* [Supplied data]:
§ §

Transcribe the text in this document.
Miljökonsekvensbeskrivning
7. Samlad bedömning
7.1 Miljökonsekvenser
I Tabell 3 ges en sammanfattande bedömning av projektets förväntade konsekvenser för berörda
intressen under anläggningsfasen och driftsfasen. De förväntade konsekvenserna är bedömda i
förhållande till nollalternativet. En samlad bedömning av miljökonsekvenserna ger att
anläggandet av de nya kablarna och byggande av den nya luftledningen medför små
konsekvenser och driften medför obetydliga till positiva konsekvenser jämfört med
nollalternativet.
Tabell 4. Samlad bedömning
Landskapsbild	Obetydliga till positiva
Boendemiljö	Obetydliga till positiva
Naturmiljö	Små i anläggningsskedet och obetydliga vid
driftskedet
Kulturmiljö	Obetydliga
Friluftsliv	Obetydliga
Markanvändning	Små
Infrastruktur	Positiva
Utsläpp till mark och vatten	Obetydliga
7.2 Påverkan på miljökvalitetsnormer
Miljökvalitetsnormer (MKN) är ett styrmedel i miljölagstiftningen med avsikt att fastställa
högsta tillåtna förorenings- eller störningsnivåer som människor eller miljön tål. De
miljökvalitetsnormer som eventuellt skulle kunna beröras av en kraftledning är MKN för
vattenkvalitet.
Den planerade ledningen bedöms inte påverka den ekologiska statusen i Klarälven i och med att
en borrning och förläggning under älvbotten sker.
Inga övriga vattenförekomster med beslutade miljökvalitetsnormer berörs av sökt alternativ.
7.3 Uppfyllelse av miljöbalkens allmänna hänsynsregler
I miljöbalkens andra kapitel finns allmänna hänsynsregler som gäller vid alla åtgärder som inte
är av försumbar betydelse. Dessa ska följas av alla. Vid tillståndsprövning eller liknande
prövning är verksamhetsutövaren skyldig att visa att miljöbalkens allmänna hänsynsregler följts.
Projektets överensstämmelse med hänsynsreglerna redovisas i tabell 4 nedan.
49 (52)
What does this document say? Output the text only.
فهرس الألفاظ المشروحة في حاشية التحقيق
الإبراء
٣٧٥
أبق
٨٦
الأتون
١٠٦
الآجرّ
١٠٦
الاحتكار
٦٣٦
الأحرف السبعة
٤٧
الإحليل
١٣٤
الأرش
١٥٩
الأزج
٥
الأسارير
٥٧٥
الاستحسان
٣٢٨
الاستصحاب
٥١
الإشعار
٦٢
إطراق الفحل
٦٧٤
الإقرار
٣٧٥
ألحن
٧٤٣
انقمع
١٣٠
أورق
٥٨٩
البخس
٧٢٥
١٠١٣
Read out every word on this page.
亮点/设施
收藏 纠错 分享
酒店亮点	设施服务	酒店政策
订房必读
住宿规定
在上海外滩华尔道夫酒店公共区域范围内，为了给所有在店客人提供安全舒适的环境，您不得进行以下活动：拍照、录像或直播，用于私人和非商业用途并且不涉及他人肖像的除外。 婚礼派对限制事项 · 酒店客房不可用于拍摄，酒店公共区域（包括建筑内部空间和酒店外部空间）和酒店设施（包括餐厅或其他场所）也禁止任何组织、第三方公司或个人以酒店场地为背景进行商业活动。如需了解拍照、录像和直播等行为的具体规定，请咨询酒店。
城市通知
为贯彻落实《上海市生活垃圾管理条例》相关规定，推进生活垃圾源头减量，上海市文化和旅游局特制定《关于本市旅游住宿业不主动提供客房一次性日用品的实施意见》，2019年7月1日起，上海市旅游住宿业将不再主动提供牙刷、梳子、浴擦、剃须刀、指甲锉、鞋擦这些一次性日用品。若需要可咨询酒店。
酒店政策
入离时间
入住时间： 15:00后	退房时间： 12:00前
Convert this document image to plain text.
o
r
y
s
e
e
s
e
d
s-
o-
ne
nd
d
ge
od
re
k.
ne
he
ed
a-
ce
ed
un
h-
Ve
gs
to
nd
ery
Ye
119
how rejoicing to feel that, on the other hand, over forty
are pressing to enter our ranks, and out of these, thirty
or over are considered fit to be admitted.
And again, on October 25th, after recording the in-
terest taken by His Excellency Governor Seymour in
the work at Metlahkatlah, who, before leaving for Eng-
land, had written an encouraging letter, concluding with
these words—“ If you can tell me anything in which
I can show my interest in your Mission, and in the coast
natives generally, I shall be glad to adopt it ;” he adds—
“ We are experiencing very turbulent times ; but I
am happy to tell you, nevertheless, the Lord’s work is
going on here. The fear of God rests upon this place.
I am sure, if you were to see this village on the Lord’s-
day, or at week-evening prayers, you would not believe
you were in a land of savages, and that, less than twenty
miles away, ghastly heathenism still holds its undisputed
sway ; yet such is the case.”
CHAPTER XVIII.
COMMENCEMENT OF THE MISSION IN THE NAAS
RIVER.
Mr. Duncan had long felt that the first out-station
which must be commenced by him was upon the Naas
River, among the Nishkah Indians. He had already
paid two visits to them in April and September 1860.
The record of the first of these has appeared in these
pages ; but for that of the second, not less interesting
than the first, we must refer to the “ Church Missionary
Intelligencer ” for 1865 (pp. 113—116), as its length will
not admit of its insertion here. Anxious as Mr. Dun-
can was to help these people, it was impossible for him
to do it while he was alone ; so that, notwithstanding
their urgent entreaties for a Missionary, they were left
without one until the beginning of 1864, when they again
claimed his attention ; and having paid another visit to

§ §

* [The request]: All of the lines above must be returned exactly.

* [Output]:
Transcribe the text in this document.
Miljökonsekvensbeskrivning
7. Samlad bedömning
7.1 Miljökonsekvenser
I Tabell 3 ges en sammanfattande bedömning av projektets förväntade konsekvenser för berörda
intressen under anläggningsfasen och driftsfasen. De förväntade konsekvenserna är bedömda i
förhållande till nollalternativet. En samlad bedömning av miljökonsekvenserna ger att
anläggandet av de nya kablarna och byggande av den nya luftledningen medför små
konsekvenser och driften medför obetydliga till positiva konsekvenser jämfört med
nollalternativet.
Tabell 4. Samlad bedömning
Landskapsbild	Obetydliga till positiva
Boendemiljö	Obetydliga till positiva
Naturmiljö	Små i anläggningsskedet och obetydliga vid
driftskedet
Kulturmiljö	Obetydliga
Friluftsliv	Obetydliga
Markanvändning	Små
Infrastruktur	Positiva
Utsläpp till mark och vatten	Obetydliga
7.2 Påverkan på miljökvalitetsnormer
Miljökvalitetsnormer (MKN) är ett styrmedel i miljölagstiftningen med avsikt att fastställa
högsta tillåtna förorenings- eller störningsnivåer som människor eller miljön tål. De
miljökvalitetsnormer som eventuellt skulle kunna beröras av en kraftledning är MKN för
vattenkvalitet.
Den planerade ledningen bedöms inte påverka den ekologiska statusen i Klarälven i och med att
en borrning och förläggning under älvbotten sker.
Inga övriga vattenförekomster med beslutade miljökvalitetsnormer berörs av sökt alternativ.
7.3 Uppfyllelse av miljöbalkens allmänna hänsynsregler
I miljöbalkens andra kapitel finns allmänna hänsynsregler som gäller vid alla åtgärder som inte
är av försumbar betydelse. Dessa ska följas av alla. Vid tillståndsprövning eller liknande
prövning är verksamhetsutövaren skyldig att visa att miljöbalkens allmänna hänsynsregler följts.
Projektets överensstämmelse med hänsynsreglerna redovisas i tabell 4 nedan.
49 (52)
What does this document say? Output the text only.
فهرس الألفاظ المشروحة في حاشية التحقيق
الإبراء
٣٧٥
أبق
٨٦
الأتون
١٠٦
الآجرّ
١٠٦
الاحتكار
٦٣٦
الأحرف السبعة
٤٧
الإحليل
١٣٤
الأرش
١٥٩
الأزج
٥
الأسارير
٥٧٥
الاستحسان
٣٢٨
الاستصحاب
٥١
الإشعار
٦٢
إطراق الفحل
٦٧٤
الإقرار
٣٧٥
ألحن
٧٤٣
انقمع
١٣٠
أورق
٥٨٩
البخس
٧٢٥
١٠١٣
Read out every word on this page.
亮点/设施
收藏 纠错 分享
酒店亮点	设施服务	酒店政策
订房必读
住宿规定
在上海外滩华尔道夫酒店公共区域范围内，为了给所有在店客人提供安全舒适的环境，您不得进行以下活动：拍照、录像或直播，用于私人和非商业用途并且不涉及他人肖像的除外。 婚礼派对限制事项 · 酒店客房不可用于拍摄，酒店公共区域（包括建筑内部空间和酒店外部空间）和酒店设施（包括餐厅或其他场所）也禁止任何组织、第三方公司或个人以酒店场地为背景进行商业活动。如需了解拍照、录像和直播等行为的具体规定，请咨询酒店。
城市通知
为贯彻落实《上海市生活垃圾管理条例》相关规定，推进生活垃圾源头减量，上海市文化和旅游局特制定《关于本市旅游住宿业不主动提供客房一次性日用品的实施意见》，2019年7月1日起，上海市旅游住宿业将不再主动提供牙刷、梳子、浴擦、剃须刀、指甲锉、鞋擦这些一次性日用品。若需要可咨询酒店。
酒店政策
入离时间
入住时间： 15:00后	退房时间： 12:00前
Convert this document image to plain text.
o
r
y
s
e
e
s
e
d
s-
o-
ne
nd
d
ge
od
re
k.
ne
he
ed
a-
ce
ed
un
h-
Ve
gs
to
nd
ery
Ye
119
how rejoicing to feel that, on the other hand, over forty
are pressing to enter our ranks, and out of these, thirty
or over are considered fit to be admitted.
And again, on October 25th, after recording the in-
terest taken by His Excellency Governor Seymour in
the work at Metlahkatlah, who, before leaving for Eng-
land, had written an encouraging letter, concluding with
these words—“ If you can tell me anything in which
I can show my interest in your Mission, and in the coast
natives generally, I shall be glad to adopt it ;” he adds—
“ We are experiencing very turbulent times ; but I
am happy to tell you, nevertheless, the Lord’s work is
going on here. The fear of God rests upon this place.
I am sure, if you were to see this village on the Lord’s-
day, or at week-evening prayers, you would not believe
you were in a land of savages, and that, less than twenty
miles away, ghastly heathenism still holds its undisputed
sway ; yet such is the case.”
CHAPTER XVIII.
COMMENCEMENT OF THE MISSION IN THE NAAS
RIVER.
Mr. Duncan had long felt that the first out-station
which must be commenced by him was upon the Naas
River, among the Nishkah Indians. He had already
paid two visits to them in April and September 1860.
The record of the first of these has appeared in these
pages ; but for that of the second, not less interesting
than the first, we must refer to the “ Church Missionary
Intelligencer ” for 1865 (pp. 113—116), as its length will
not admit of its insertion here. Anxious as Mr. Dun-
can was to help these people, it was impossible for him
to do it while he was alone ; so that, notwithstanding
their urgent entreaties for a Missionary, they were left
without one until the beginning of 1864, when they again
claimed his attention ; and having paid another visit to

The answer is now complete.